— Start Input data —

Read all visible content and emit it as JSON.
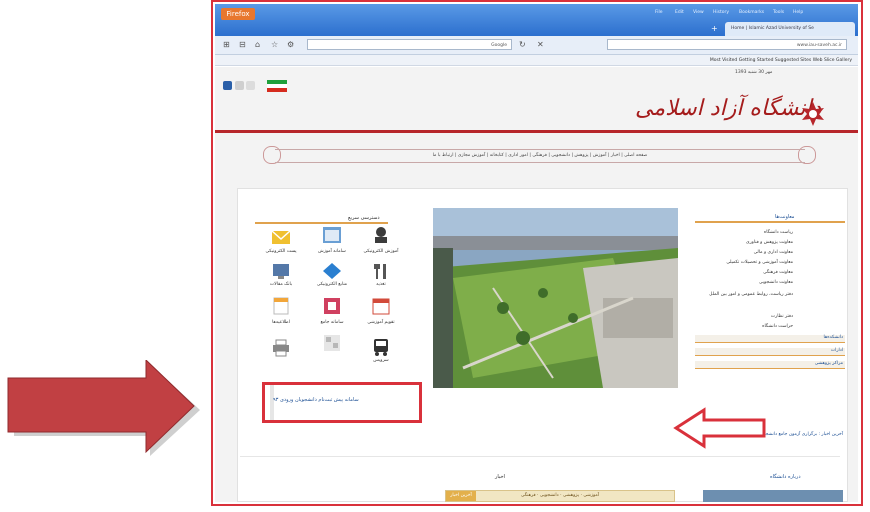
{
  "browser": {
    "firefox_button": "Firefox",
    "menu_items": [
      "File",
      "Edit",
      "View",
      "History",
      "Bookmarks",
      "Tools",
      "Help"
    ],
    "tab_title": "Home | Islamic Azad University of Se",
    "new_tab": "+",
    "url_text": "www.iau-saveh.ac.ir",
    "search_text": "Google",
    "bookmarks_text": "Most Visited  Getting Started  Suggested Sites  Web Slice Gallery"
  },
  "site": {
    "date_text": "1393 مهر 30 شنبه",
    "logo_text": "دانشگاه آزاد اسلامی",
    "menu_strip": "صفحه اصلی  |  اخبار  |  آموزش  |  پژوهش  |  دانشجویی  |  فرهنگی  |  امور اداری  |  کتابخانه  |  آموزش مجازی  |  ارتباط با ما",
    "left_panel_title": "دسترسی سریع",
    "tiles": [
      {
        "label": "آموزش الکترونیکی",
        "icon": "student-icon",
        "color": "#3c3c3c"
      },
      {
        "label": "سامانه آموزش",
        "icon": "window-icon",
        "color": "#6a9fd4"
      },
      {
        "label": "پست الکترونیکی",
        "icon": "mail-icon",
        "color": "#f0c030"
      },
      {
        "label": "تغذیه",
        "icon": "food-icon",
        "color": "#555555"
      },
      {
        "label": "منابع الکترونیکی",
        "icon": "diamond-icon",
        "color": "#2a7fd0"
      },
      {
        "label": "بانک مقالات",
        "icon": "monitor-icon",
        "color": "#5478a8"
      },
      {
        "label": "تقویم آموزشی",
        "icon": "calendar-icon",
        "color": "#d24a3a"
      },
      {
        "label": "سامانه جامع",
        "icon": "shield-icon",
        "color": "#d04060"
      },
      {
        "label": "اطلاعیه‌ها",
        "icon": "document-icon",
        "color": "#f2a63a"
      },
      {
        "label": "سرویس",
        "icon": "bus-icon",
        "color": "#333333"
      },
      {
        "label": "",
        "icon": "grid-icon",
        "color": "#b8b8b8"
      },
      {
        "label": "",
        "icon": "printer-icon",
        "color": "#888888"
      }
    ],
    "highlight_text": "سامانه پیش ثبت‌نام دانشجویان ورودی ۹۳",
    "right_head": "معاونت‌ها",
    "right_items": [
      "ریاست دانشگاه",
      "معاونت پژوهش و فناوری",
      "معاونت اداری و مالی",
      "معاونت آموزشی و تحصیلات تکمیلی",
      "معاونت فرهنگی",
      "معاونت دانشجویی",
      "دفتر ریاست، روابط عمومی و امور بین الملل",
      "دفتر نظارت",
      "حراست دانشگاه"
    ],
    "right_bars": [
      "دانشکده‌ها",
      "ادارات",
      "مراکز پژوهشی"
    ],
    "news_text": "آخرین اخبار : برگزاری آزمون جامع دانشجویان دکتری دانشگاه آزاد اسلامی واحد ساوه",
    "bottom_left_head": "اخبار",
    "bottom_right_head": "درباره دانشگاه",
    "bottom_tabs": [
      "آخرین اخبار",
      "آموزشی",
      "پژوهشی",
      "دانشجویی",
      "فرهنگی"
    ]
  },
  "colors": {
    "frame_red": "#d9313b",
    "brand_red": "#b7262b",
    "orange_line": "#e0a24d",
    "link_blue": "#1b4e93"
  }
}
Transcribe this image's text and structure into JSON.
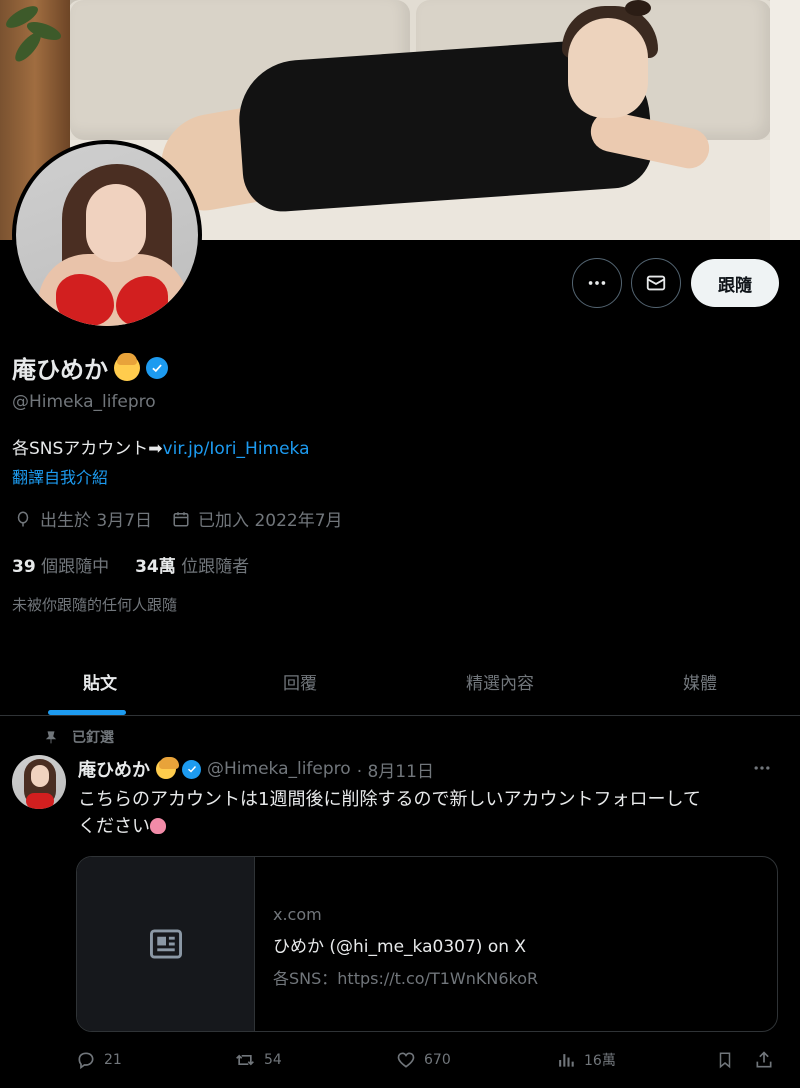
{
  "profile": {
    "name": "庵ひめか",
    "handle": "@Himeka_lifepro",
    "bio_text": "各SNSアカウント➡",
    "bio_link": "vir.jp/Iori_Himeka",
    "translate_label": "翻譯自我介紹",
    "birthday": "出生於 3月7日",
    "joined": "已加入 2022年7月",
    "following_count": "39",
    "following_label": "個跟隨中",
    "followers_count": "34萬",
    "followers_label": "位跟隨者",
    "followed_by_note": "未被你跟隨的任何人跟隨"
  },
  "actions": {
    "follow_label": "跟隨",
    "more_icon": "more-icon",
    "message_icon": "mail-icon"
  },
  "tabs": [
    {
      "label": "貼文",
      "active": true
    },
    {
      "label": "回覆",
      "active": false
    },
    {
      "label": "精選內容",
      "active": false
    },
    {
      "label": "媒體",
      "active": false
    }
  ],
  "post": {
    "pinned_label": "已釘選",
    "author_name": "庵ひめか",
    "author_handle": "@Himeka_lifepro",
    "date": "· 8月11日",
    "text_line1": "こちらのアカウントは1週間後に削除するので新しいアカウントフォローして",
    "text_line2": "ください",
    "card": {
      "domain": "x.com",
      "title": "ひめか (@hi_me_ka0307) on X",
      "description": "各SNS：https://t.co/T1WnKN6koR"
    },
    "stats": {
      "replies": "21",
      "reposts": "54",
      "likes": "670",
      "views": "16萬"
    }
  },
  "colors": {
    "accent": "#1d9bf0",
    "background": "#000000",
    "muted_text": "#71767b"
  }
}
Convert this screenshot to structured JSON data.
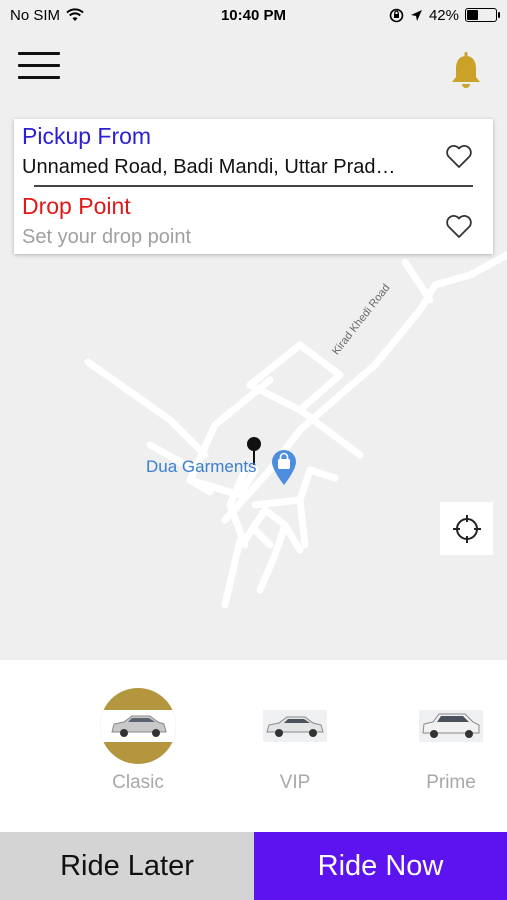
{
  "status_bar": {
    "carrier": "No SIM",
    "time": "10:40 PM",
    "battery": "42%",
    "battery_level": 0.42
  },
  "header": {
    "menu_icon": "hamburger-menu-icon",
    "notification_icon": "bell-icon",
    "accent_color": "#c9a227"
  },
  "address_card": {
    "pickup_label": "Pickup From",
    "pickup_value": "Unnamed Road, Badi Mandi, Uttar Prad…",
    "drop_label": "Drop Point",
    "drop_placeholder": "Set your drop point",
    "pickup_color": "#2a1fd6",
    "drop_color": "#e01818"
  },
  "map": {
    "road_label": "Kirad Khedi Road",
    "place_label": "Dua Garments",
    "locate_icon": "crosshair-icon"
  },
  "vehicles": [
    {
      "name": "Clasic",
      "selected": true
    },
    {
      "name": "VIP",
      "selected": false
    },
    {
      "name": "Prime",
      "selected": false
    }
  ],
  "actions": {
    "ride_later": "Ride Later",
    "ride_now": "Ride Now",
    "ride_now_color": "#5d12f0"
  }
}
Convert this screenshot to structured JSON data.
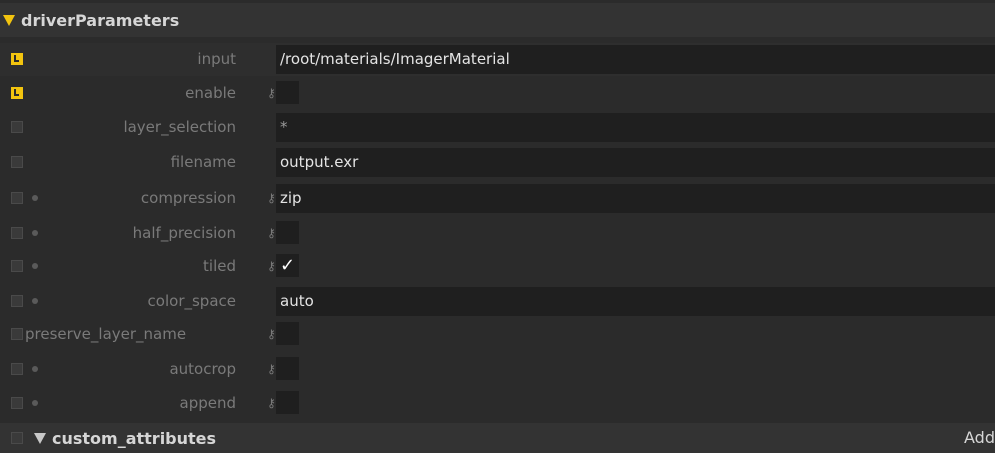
{
  "section": {
    "title": "driverParameters"
  },
  "rows": [
    {
      "label": "input",
      "value": "/root/materials/ImagerMaterial"
    },
    {
      "label": "enable"
    },
    {
      "label": "layer_selection",
      "value": "*"
    },
    {
      "label": "filename",
      "value": "output.exr"
    },
    {
      "label": "compression",
      "value": "zip"
    },
    {
      "label": "half_precision"
    },
    {
      "label": "tiled",
      "value": "✓"
    },
    {
      "label": "color_space",
      "value": "auto"
    },
    {
      "label": "preserve_layer_name"
    },
    {
      "label": "autocrop"
    },
    {
      "label": "append"
    }
  ],
  "custom": {
    "title": "custom_attributes",
    "add_label": "Add"
  },
  "colors": {
    "accent": "#f2c40f",
    "bg": "#2b2b2b",
    "field": "#1f1f1f"
  }
}
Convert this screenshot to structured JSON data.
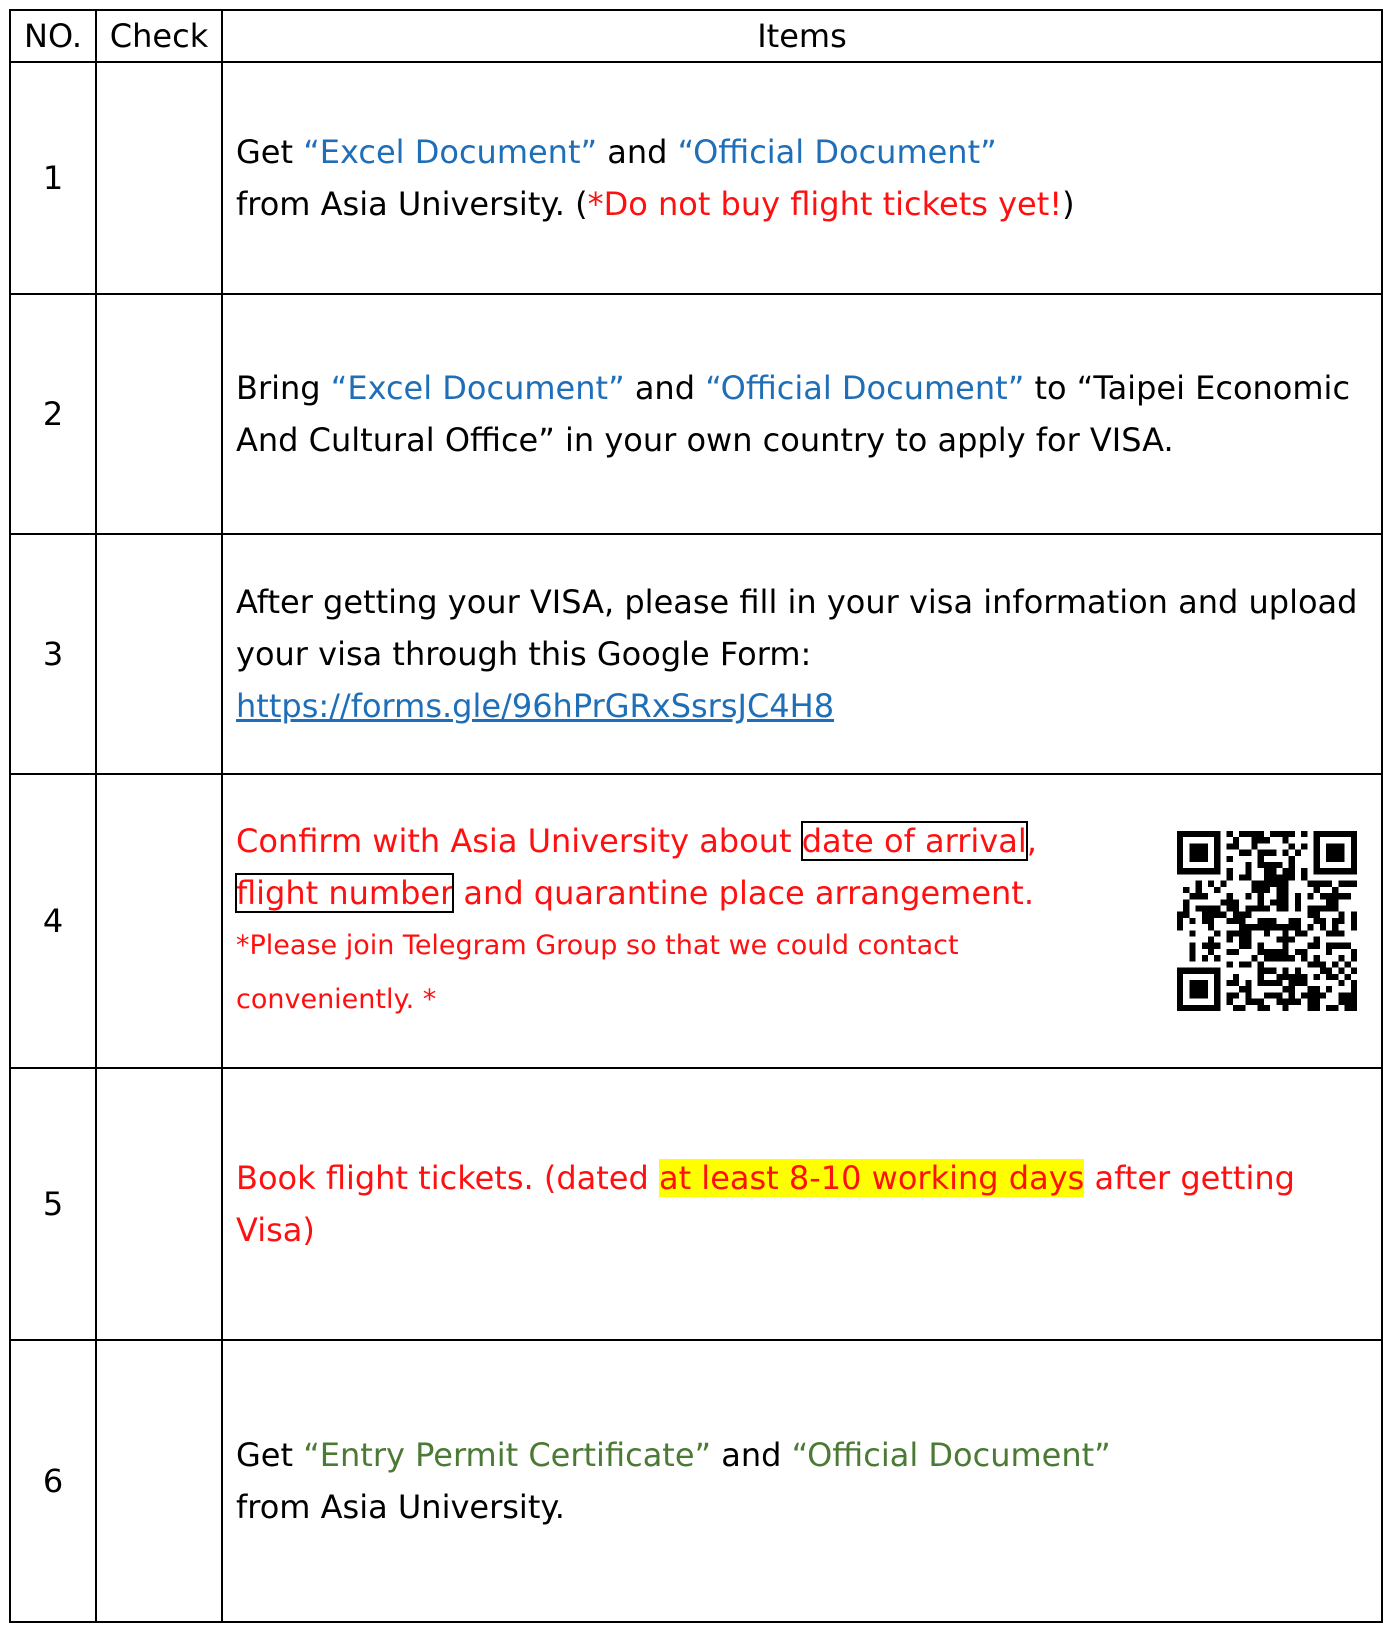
{
  "headers": {
    "no": "NO.",
    "check": "Check",
    "items": "Items"
  },
  "rows": [
    {
      "no": "1",
      "l1": [
        "Get ",
        "“Excel Document”",
        " and ",
        "“Official Document”"
      ],
      "l2": [
        "from Asia University. (",
        "*Do not buy flight tickets yet!",
        ")"
      ]
    },
    {
      "no": "2",
      "p": [
        "Bring ",
        "“Excel Document”",
        " and ",
        "“Official Document”",
        " to “Taipei Economic And Cultural Office” in your own country to apply for VISA."
      ]
    },
    {
      "no": "3",
      "text": "After getting your VISA, please fill in your visa information and upload your visa through this Google Form:",
      "link": "https://forms.gle/96hPrGRxSsrsJC4H8"
    },
    {
      "no": "4",
      "l1": [
        "Confirm with Asia University about ",
        "date of arrival",
        ","
      ],
      "l2": [
        "flight number",
        " and quarantine place arrangement."
      ],
      "note": "*Please join Telegram Group so that we could contact conveniently. *"
    },
    {
      "no": "5",
      "p": [
        "Book flight tickets. (dated ",
        "at least 8-10 working days",
        " after getting Visa)"
      ]
    },
    {
      "no": "6",
      "l1": [
        "Get ",
        "“Entry Permit Certificate”",
        " and ",
        "“Official Document”"
      ],
      "l2": "from Asia University."
    }
  ]
}
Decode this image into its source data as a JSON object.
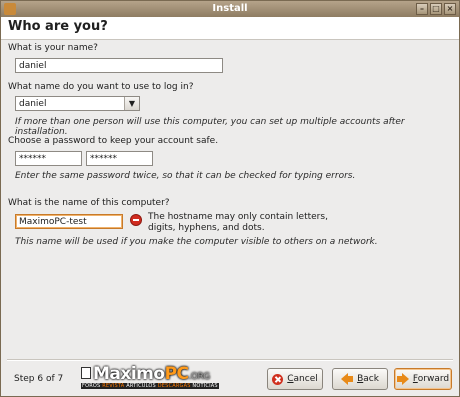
{
  "window": {
    "title": "Install"
  },
  "header": {
    "title": "Who are you?"
  },
  "name": {
    "label": "What is your name?",
    "value": "daniel"
  },
  "login": {
    "label": "What name do you want to use to log in?",
    "value": "daniel",
    "hint": "If more than one person will use this computer, you can set up multiple accounts after installation."
  },
  "password": {
    "label": "Choose a password to keep your account safe.",
    "value1": "******",
    "value2": "******",
    "hint": "Enter the same password twice, so that it can be checked for typing errors."
  },
  "hostname": {
    "label": "What is the name of this computer?",
    "value": "MaximoPC-test",
    "warning": "The hostname may only contain letters, digits, hyphens, and dots.",
    "hint": "This name will be used if you make the computer visible to others on a network."
  },
  "footer": {
    "step": "Step 6 of 7",
    "cancel_prefix": "",
    "cancel_mnemonic": "C",
    "cancel_rest": "ancel",
    "back_prefix": "",
    "back_mnemonic": "B",
    "back_rest": "ack",
    "forward_prefix": "",
    "forward_mnemonic": "F",
    "forward_rest": "orward"
  },
  "watermark": {
    "main": "Maximo",
    "pc": "PC",
    "org": ".ORG",
    "sub_a": "FOROS",
    "sub_b": "REVISTA",
    "sub_c": "ARTICULOS",
    "sub_d": "DESCARGAS",
    "sub_e": "NOTICIAS"
  },
  "colors": {
    "accent": "#e88a18",
    "error": "#d12b1f",
    "titlebar": "#9e8c70"
  }
}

— End Input data —

• Exercise: Scan the material above for the string "What" and report each line where you find it.

• Output for this exercise:
    "label": "What is your name?",
    "label": "What name do you want to use to log in?",
    "label": "What is the name of this computer?",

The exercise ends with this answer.